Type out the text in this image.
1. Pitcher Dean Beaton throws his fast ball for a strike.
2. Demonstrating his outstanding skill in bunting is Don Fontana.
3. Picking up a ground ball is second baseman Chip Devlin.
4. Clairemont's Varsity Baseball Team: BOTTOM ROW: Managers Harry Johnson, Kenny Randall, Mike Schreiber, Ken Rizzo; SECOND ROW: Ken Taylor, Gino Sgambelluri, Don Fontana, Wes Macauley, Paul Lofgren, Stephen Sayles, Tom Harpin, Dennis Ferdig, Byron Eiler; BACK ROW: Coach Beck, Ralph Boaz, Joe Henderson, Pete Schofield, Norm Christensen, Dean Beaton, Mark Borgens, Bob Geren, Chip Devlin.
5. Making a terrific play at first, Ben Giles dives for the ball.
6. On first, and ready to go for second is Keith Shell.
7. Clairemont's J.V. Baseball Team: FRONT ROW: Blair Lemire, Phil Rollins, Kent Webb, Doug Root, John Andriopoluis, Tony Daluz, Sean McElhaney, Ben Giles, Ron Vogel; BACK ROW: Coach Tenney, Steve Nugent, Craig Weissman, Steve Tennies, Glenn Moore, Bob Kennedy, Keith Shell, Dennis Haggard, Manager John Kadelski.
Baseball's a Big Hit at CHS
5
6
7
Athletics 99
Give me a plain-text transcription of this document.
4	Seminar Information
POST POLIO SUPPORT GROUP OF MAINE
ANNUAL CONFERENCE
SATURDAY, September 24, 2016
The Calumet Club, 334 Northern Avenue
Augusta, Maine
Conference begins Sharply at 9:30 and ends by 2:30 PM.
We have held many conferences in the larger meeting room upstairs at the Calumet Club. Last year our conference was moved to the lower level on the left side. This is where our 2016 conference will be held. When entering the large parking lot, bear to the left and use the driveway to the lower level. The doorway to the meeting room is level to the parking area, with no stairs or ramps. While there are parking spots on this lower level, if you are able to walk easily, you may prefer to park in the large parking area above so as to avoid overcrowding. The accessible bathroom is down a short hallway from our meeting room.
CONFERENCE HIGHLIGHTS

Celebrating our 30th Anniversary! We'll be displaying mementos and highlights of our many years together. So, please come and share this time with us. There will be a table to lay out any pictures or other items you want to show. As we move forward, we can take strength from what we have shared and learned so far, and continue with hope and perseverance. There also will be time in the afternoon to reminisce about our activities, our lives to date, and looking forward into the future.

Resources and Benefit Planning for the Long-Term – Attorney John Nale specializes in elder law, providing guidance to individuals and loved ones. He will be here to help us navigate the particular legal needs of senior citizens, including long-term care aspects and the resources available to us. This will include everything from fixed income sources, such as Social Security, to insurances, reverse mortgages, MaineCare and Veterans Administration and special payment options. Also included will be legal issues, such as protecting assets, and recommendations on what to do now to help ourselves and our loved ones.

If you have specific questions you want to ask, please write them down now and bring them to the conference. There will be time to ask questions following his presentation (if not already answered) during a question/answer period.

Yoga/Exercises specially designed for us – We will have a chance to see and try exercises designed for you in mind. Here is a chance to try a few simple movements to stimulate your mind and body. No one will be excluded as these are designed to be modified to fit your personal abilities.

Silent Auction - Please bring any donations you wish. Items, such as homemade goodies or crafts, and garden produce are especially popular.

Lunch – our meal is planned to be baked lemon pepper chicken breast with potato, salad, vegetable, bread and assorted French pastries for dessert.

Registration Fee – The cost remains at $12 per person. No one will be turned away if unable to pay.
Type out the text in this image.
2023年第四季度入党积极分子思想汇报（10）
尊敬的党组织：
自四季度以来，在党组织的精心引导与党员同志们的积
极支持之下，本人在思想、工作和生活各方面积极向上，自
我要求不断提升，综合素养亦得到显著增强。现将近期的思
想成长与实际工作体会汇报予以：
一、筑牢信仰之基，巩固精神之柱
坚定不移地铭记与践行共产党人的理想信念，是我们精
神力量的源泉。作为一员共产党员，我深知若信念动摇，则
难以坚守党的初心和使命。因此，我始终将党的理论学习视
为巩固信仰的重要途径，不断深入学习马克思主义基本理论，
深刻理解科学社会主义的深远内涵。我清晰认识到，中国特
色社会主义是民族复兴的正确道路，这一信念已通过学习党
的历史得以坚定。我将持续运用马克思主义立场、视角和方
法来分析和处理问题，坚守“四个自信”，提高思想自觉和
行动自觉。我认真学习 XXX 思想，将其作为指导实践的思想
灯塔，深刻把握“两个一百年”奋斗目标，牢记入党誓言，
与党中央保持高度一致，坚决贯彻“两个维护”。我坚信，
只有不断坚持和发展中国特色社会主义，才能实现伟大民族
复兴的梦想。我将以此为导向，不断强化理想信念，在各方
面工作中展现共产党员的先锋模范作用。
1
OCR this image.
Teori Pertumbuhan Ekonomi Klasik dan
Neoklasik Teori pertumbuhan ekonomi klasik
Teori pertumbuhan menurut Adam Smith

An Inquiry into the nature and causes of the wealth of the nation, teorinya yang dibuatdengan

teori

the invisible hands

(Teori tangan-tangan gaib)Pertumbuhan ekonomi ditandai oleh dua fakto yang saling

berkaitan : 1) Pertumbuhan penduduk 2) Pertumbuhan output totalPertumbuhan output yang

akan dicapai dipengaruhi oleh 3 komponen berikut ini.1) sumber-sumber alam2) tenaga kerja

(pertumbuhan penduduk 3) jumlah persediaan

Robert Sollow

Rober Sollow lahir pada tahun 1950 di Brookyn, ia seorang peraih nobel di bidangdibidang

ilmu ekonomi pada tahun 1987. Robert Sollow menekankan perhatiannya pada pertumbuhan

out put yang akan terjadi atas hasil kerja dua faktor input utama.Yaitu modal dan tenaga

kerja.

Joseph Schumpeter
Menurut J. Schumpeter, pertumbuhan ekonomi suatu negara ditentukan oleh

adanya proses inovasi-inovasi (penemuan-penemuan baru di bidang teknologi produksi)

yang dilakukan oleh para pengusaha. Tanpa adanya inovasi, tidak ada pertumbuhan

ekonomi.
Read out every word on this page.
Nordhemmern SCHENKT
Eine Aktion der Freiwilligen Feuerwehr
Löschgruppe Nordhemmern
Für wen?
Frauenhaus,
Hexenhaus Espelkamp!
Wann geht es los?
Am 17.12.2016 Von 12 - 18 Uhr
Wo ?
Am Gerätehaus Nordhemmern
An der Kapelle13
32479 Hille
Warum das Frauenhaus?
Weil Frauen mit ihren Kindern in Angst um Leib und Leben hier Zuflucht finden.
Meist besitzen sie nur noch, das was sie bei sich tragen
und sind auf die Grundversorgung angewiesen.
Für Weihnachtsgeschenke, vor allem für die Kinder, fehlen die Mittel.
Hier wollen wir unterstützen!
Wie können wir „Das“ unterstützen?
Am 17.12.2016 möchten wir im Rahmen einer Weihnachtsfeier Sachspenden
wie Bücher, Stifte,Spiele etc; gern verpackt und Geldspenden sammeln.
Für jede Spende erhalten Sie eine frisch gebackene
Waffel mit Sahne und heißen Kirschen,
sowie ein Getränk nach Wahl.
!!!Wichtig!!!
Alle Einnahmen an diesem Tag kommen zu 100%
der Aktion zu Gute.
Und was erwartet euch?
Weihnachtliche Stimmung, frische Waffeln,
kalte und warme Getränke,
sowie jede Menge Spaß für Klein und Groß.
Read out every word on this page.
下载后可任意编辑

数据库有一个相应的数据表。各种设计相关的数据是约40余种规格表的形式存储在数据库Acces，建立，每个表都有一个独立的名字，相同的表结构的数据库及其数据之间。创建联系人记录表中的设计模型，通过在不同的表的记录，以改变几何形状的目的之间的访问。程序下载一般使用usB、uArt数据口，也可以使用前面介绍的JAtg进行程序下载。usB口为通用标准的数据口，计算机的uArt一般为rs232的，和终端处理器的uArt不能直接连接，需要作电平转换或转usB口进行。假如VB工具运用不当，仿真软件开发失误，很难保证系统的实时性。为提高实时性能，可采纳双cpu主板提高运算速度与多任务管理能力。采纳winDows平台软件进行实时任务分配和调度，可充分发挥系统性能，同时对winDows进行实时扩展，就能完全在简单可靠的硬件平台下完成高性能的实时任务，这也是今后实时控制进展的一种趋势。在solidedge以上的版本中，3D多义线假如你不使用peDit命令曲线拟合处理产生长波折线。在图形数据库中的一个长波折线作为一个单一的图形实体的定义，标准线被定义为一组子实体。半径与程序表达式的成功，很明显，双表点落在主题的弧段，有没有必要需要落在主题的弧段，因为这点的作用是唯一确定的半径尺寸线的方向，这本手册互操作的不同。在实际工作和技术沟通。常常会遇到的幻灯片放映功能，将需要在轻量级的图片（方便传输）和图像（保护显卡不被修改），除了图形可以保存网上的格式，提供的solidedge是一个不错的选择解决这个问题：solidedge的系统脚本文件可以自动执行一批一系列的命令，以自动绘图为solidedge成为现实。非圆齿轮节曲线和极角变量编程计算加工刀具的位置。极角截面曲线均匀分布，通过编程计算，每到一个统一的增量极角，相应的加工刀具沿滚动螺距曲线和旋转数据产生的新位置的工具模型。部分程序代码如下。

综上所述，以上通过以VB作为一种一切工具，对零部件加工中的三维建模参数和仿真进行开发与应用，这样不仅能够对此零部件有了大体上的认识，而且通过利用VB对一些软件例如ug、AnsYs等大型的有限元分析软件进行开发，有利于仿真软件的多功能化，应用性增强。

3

****************

• [Set problem]
Copy out every line of the listing that includes the string "Chip".

• [Reply to the task]
3. Picking up a ground ball is second baseman Chip Devlin.
4. Clairemont's Varsity Baseball Team: BOTTOM ROW: Managers Harry Johnson, Kenny Randall, Mike Schreiber, Ken Rizzo; SECOND ROW: Ken Taylor, Gino Sgambelluri, Don Fontana, Wes Macauley, Paul Lofgren, Stephen Sayles, Tom Harpin, Dennis Ferdig, Byron Eiler; BACK ROW: Coach Beck, Ralph Boaz, Joe Henderson, Pete Schofield, Norm Christensen, Dean Beaton, Mark Borgens, Bob Geren, Chip Devlin.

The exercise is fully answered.